▸ About this task: Could you find every line in the entries below that holds the word "ailleurs" and copy it?

Dataset records below:

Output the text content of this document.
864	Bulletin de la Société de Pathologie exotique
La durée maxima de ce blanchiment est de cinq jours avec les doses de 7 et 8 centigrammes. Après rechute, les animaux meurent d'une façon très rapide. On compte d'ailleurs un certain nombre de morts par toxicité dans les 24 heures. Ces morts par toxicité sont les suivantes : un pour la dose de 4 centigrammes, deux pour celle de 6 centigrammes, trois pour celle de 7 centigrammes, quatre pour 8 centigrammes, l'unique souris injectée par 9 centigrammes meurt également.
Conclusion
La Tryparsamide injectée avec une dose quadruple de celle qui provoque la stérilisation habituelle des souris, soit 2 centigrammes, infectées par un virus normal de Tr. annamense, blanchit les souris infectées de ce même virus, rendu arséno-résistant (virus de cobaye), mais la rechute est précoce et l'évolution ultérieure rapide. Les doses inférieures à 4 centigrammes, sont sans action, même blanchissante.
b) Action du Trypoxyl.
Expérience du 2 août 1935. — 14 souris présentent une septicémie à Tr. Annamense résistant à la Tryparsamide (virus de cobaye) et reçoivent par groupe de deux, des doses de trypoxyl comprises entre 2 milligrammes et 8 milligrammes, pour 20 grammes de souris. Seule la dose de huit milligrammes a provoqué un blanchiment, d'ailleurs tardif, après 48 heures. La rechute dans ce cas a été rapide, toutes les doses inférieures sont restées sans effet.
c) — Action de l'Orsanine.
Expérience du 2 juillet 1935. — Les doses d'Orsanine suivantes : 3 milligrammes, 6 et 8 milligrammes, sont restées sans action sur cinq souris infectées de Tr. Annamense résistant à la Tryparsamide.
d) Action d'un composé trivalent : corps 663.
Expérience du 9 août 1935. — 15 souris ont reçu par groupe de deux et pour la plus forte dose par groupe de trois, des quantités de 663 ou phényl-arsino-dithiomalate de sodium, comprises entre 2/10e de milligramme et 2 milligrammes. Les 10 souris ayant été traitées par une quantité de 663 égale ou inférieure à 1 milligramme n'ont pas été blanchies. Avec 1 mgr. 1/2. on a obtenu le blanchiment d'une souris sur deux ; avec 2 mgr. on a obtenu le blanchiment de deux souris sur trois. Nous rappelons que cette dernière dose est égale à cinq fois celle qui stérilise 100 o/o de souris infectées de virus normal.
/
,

End of Dataset records.

▸ Expected answer:
La durée maxima de ce blanchiment est de cinq jours avec les doses de 7 et 8 centigrammes. Après rechute, les animaux meurent d'une façon très rapide. On compte d'ailleurs un certain nombre de morts par toxicité dans les 24 heures. Ces morts par toxicité sont les suivantes : un pour la dose de 4 centigrammes, deux pour celle de 6 centigrammes, trois pour celle de 7 centigrammes, quatre pour 8 centigrammes, l'unique souris injectée par 9 centigrammes meurt également.
Expérience du 2 août 1935. — 14 souris présentent une septicémie à Tr. Annamense résistant à la Tryparsamide (virus de cobaye) et reçoivent par groupe de deux, des doses de trypoxyl comprises entre 2 milligrammes et 8 milligrammes, pour 20 grammes de souris. Seule la dose de huit milligrammes a provoqué un blanchiment, d'ailleurs tardif, après 48 heures. La rechute dans ce cas a été rapide, toutes les doses inférieures sont restées sans effet.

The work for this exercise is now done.